▶ **PROBLEM DESCRIPTION**
Where a line of the listing below includes the word "Output", reproduce that line.

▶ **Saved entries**
----

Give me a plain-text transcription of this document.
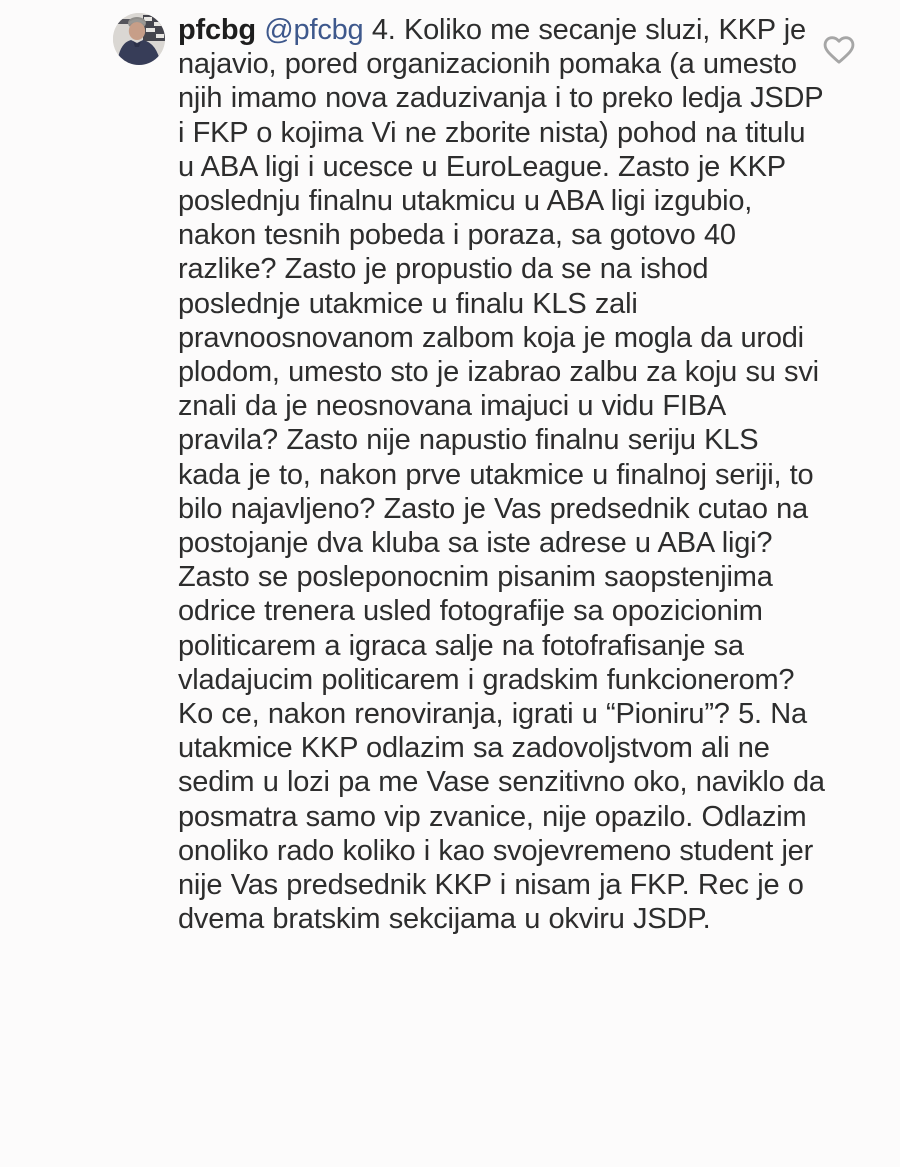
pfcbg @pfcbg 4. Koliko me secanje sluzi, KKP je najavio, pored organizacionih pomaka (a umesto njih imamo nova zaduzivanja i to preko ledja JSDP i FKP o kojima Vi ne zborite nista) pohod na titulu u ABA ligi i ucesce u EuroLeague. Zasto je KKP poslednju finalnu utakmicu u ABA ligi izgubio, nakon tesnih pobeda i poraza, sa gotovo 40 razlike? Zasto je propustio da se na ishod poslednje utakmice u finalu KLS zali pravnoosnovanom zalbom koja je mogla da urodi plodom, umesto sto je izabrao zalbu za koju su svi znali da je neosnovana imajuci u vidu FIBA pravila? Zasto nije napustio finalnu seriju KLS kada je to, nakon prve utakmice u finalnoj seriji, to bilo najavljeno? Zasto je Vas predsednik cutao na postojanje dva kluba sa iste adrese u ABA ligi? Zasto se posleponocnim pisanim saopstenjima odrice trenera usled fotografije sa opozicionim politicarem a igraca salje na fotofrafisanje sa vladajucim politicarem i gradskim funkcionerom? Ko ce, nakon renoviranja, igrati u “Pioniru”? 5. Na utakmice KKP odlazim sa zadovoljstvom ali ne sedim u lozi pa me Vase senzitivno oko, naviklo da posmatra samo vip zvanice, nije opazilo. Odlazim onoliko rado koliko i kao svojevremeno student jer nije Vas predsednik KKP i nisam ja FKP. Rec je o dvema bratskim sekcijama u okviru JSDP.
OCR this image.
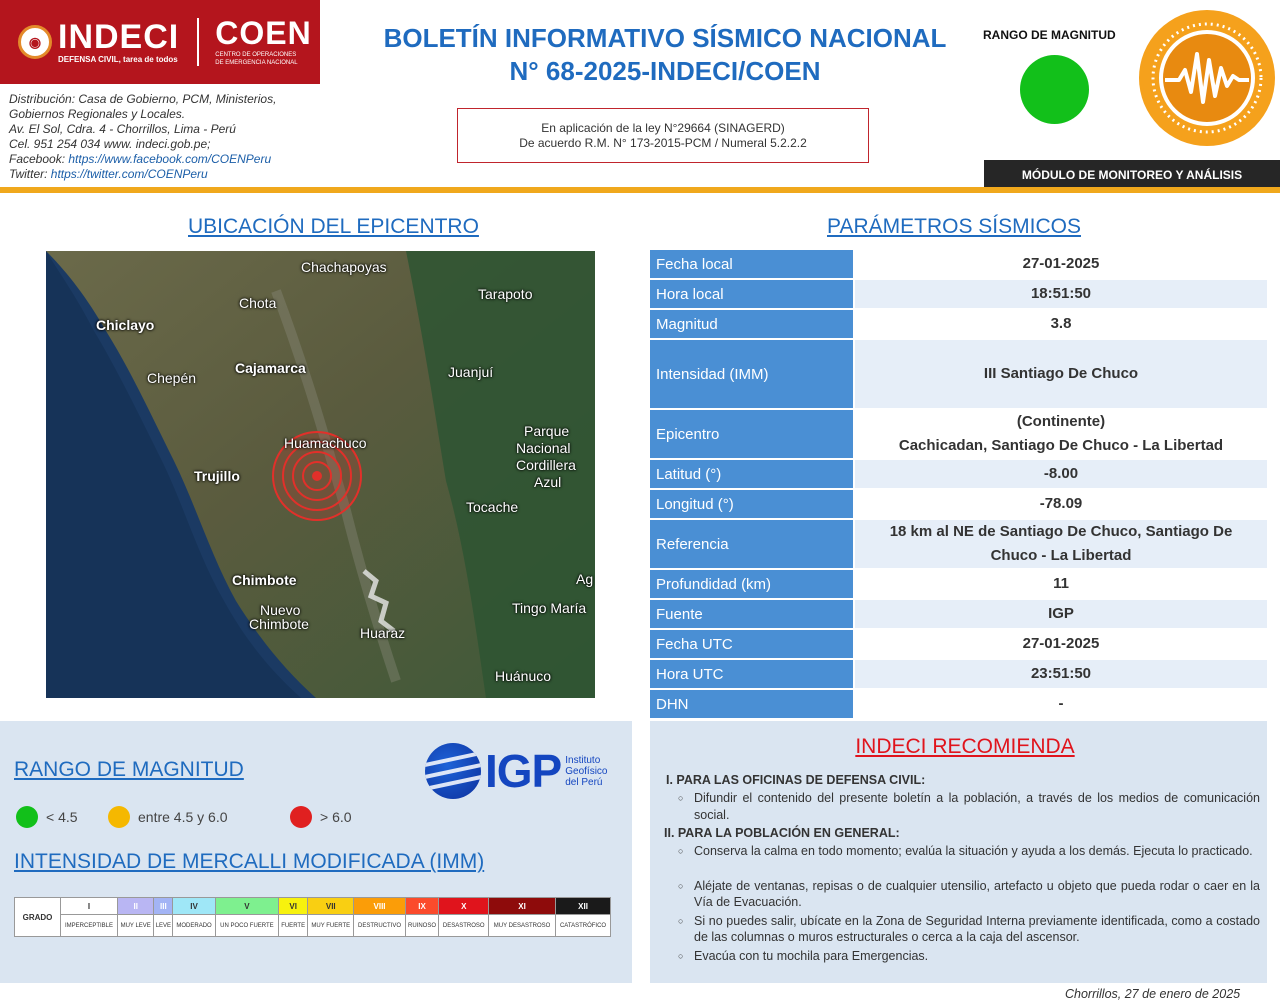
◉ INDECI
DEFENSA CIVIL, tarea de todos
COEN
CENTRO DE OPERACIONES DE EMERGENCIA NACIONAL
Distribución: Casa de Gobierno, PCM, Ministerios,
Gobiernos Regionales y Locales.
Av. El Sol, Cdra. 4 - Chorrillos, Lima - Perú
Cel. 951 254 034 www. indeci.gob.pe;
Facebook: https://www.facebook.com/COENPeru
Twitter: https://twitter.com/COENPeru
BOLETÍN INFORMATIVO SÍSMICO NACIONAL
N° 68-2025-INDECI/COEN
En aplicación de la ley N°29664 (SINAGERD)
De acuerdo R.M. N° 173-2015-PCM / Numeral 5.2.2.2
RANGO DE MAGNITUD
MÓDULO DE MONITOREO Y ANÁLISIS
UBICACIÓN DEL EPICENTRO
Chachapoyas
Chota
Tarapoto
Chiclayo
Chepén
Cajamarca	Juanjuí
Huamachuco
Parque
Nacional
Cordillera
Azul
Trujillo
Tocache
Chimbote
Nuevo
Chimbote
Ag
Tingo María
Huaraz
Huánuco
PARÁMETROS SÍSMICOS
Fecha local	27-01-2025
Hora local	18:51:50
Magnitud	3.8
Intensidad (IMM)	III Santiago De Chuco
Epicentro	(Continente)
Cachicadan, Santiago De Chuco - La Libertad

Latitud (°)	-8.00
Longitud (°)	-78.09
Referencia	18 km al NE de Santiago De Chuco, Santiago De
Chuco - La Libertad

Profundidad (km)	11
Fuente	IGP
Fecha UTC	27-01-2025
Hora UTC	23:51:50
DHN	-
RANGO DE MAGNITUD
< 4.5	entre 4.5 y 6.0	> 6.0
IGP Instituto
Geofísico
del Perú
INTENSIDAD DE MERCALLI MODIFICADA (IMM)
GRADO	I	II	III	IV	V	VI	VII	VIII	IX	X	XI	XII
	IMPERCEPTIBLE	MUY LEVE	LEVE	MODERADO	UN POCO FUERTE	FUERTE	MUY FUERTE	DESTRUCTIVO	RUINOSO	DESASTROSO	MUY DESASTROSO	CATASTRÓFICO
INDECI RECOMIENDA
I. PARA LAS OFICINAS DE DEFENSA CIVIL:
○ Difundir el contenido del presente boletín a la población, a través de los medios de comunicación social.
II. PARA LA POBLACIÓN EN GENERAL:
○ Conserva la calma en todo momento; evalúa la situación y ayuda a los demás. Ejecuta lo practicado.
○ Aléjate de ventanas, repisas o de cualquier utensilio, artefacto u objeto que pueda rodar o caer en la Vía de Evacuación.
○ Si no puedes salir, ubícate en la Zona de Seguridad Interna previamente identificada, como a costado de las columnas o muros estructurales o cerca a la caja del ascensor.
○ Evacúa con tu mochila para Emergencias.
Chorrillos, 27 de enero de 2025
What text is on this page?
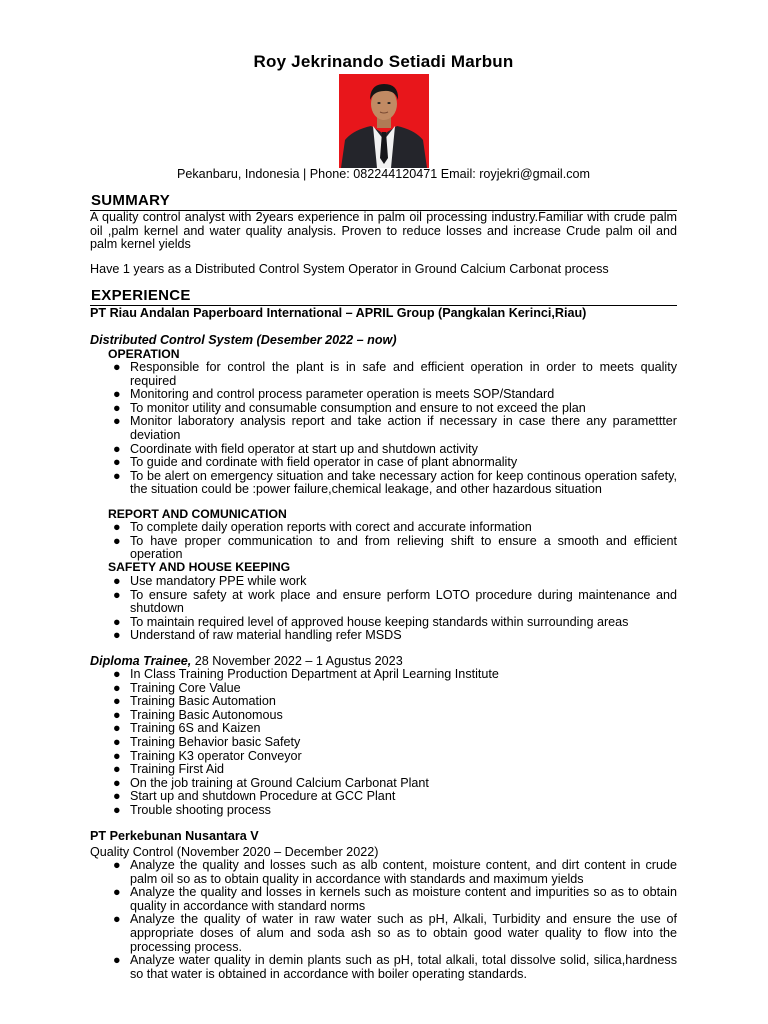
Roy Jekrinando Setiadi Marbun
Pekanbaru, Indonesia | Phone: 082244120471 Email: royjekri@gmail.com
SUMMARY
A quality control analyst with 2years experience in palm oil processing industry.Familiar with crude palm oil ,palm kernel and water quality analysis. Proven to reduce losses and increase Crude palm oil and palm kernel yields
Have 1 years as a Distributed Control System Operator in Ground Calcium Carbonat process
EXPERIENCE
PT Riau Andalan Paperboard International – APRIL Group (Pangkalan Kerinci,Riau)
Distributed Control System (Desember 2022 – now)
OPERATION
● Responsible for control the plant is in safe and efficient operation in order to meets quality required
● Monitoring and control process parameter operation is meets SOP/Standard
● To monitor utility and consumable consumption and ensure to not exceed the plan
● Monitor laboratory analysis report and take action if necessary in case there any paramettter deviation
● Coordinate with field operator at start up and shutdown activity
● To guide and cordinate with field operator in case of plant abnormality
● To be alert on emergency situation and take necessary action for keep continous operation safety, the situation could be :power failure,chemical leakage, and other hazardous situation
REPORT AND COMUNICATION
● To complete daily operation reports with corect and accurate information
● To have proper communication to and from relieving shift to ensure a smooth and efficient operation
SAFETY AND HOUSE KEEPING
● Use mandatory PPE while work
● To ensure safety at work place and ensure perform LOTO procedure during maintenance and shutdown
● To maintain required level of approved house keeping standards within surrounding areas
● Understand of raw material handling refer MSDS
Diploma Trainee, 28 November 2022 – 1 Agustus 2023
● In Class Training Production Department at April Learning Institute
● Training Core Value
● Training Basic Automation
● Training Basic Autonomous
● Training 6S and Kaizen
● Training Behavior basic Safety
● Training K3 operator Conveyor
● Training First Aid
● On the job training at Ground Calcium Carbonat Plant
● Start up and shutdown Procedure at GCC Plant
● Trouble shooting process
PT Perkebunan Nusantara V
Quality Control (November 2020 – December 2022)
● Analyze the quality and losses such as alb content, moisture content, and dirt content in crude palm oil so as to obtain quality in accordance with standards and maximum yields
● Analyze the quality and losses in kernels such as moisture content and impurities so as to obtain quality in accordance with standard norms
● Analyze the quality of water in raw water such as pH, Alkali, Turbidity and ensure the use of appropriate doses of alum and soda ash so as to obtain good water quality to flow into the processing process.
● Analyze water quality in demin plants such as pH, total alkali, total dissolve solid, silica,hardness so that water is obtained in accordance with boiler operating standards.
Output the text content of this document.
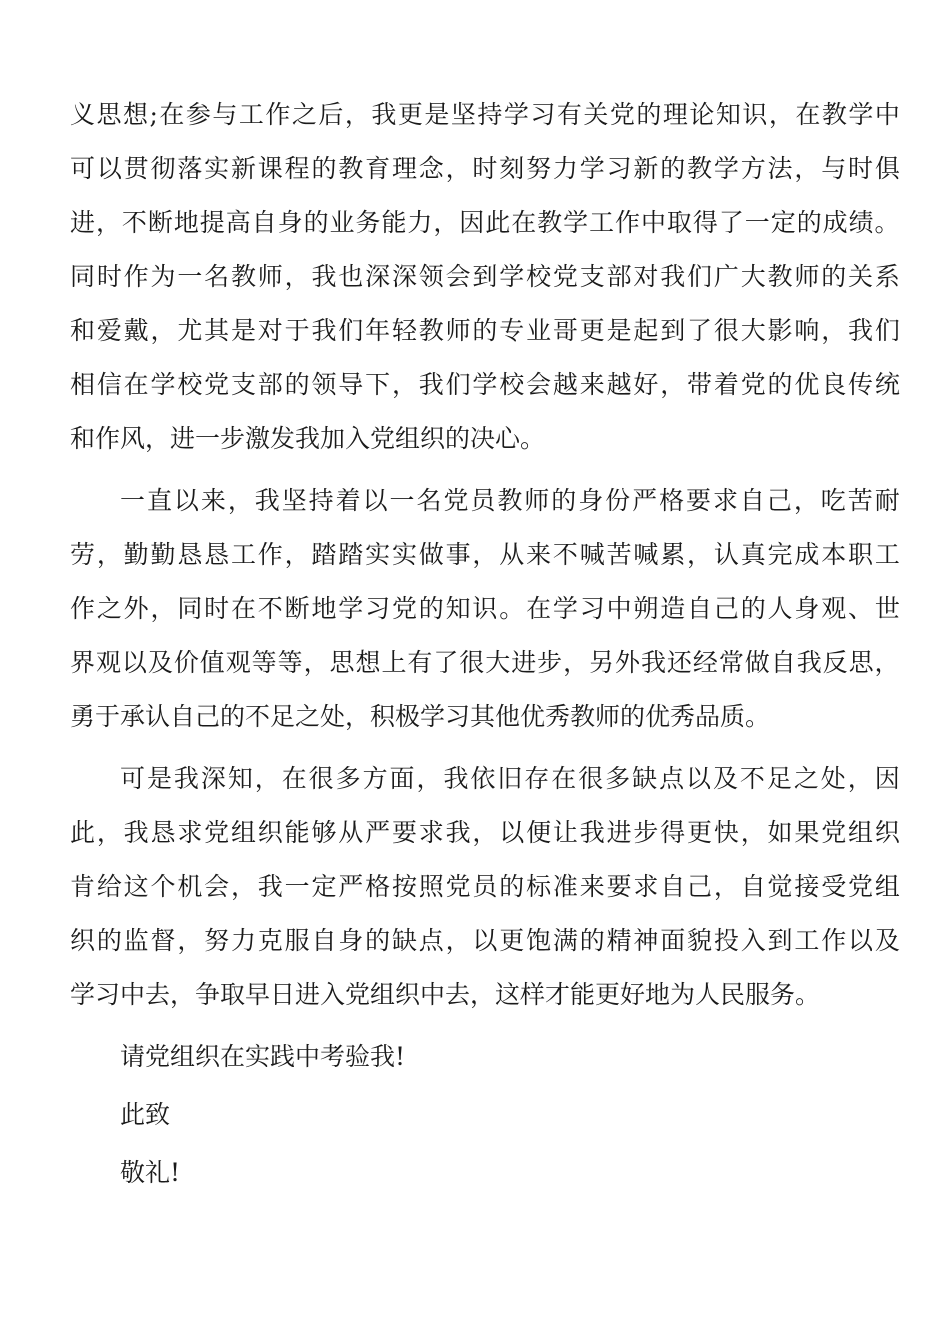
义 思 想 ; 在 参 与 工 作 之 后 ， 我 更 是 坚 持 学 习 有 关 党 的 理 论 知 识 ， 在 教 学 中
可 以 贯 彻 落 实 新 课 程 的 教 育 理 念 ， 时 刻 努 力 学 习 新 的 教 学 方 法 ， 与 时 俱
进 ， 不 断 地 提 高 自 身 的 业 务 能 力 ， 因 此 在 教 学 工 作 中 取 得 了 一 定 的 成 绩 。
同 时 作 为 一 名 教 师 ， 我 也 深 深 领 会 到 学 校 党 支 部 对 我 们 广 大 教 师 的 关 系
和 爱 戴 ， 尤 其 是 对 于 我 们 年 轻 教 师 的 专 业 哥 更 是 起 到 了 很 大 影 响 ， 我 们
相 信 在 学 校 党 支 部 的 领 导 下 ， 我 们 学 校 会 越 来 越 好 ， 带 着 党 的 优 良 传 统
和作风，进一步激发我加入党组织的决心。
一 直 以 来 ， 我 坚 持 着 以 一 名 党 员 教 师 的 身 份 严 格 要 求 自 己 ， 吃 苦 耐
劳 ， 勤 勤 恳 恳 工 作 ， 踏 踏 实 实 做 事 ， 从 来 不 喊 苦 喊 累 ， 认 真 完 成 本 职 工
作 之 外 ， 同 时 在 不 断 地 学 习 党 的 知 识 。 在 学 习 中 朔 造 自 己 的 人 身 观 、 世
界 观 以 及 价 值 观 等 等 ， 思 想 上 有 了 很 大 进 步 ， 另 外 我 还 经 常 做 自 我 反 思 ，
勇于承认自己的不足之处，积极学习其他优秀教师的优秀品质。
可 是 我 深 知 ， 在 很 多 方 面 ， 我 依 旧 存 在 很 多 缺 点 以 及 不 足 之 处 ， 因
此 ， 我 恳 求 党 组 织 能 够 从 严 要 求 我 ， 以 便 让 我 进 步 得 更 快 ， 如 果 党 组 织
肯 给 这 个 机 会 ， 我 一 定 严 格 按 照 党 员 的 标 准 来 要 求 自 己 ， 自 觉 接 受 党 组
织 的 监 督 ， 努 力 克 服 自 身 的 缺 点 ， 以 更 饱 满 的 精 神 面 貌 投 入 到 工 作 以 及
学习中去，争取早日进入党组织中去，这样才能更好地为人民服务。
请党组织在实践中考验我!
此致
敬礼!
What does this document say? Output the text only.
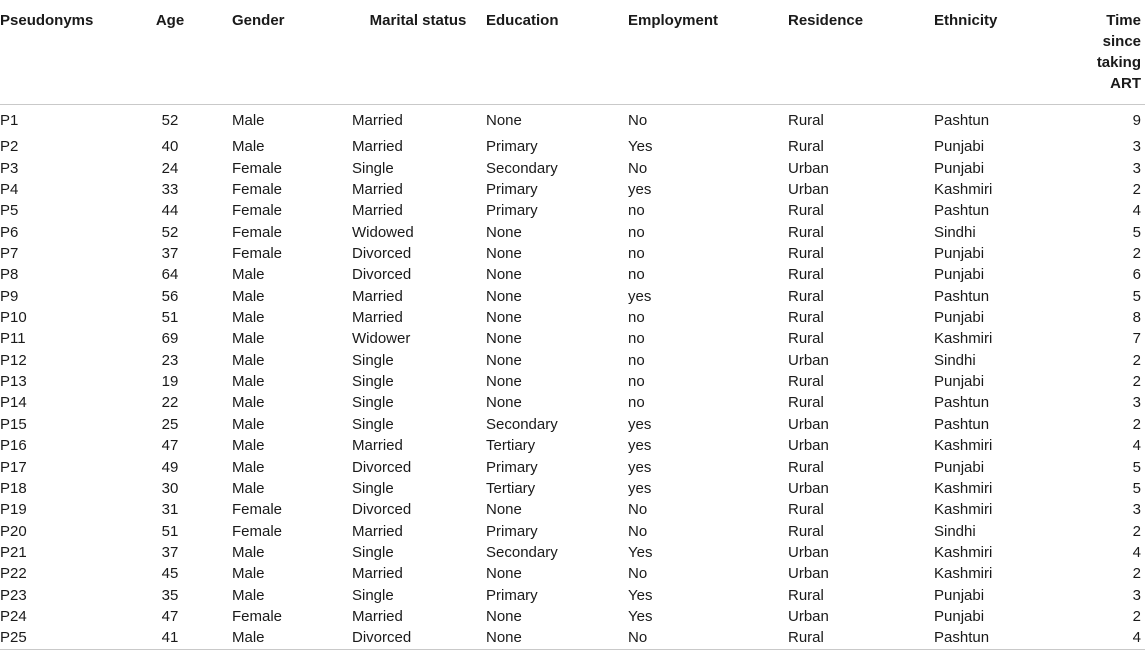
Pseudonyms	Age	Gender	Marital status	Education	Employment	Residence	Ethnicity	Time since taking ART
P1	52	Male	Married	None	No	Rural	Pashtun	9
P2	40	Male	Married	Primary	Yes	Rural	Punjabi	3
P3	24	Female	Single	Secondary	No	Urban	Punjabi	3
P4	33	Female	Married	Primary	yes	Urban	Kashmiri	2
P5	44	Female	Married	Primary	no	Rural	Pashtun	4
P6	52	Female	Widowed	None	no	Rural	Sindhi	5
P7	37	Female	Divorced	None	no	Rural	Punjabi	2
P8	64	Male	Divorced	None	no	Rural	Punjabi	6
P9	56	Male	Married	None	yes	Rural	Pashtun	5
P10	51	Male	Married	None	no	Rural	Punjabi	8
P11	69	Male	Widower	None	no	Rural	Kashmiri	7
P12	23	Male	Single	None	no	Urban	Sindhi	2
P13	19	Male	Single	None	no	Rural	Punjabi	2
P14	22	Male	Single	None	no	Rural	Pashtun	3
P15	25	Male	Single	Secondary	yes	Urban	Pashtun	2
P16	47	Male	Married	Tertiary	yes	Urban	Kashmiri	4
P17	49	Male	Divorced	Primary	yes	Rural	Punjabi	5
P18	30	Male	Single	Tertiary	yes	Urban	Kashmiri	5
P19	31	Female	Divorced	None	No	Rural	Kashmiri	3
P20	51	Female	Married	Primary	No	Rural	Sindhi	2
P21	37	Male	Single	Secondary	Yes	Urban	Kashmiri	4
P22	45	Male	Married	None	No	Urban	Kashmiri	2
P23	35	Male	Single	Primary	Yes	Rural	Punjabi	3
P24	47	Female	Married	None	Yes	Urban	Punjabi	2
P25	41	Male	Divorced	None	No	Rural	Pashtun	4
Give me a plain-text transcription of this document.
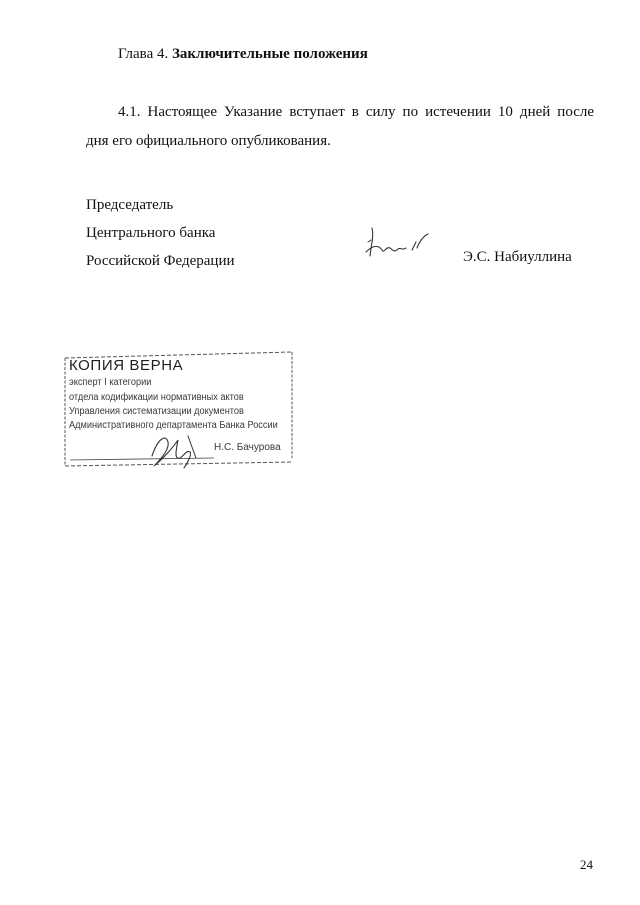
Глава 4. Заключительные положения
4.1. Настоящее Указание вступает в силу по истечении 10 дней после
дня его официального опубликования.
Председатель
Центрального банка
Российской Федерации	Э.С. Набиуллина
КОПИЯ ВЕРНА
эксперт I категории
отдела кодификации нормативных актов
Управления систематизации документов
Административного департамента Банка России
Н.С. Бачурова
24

----

▶ **COMPLETED TASK**
Output the text content of this document.
What does this document say? Output the text only.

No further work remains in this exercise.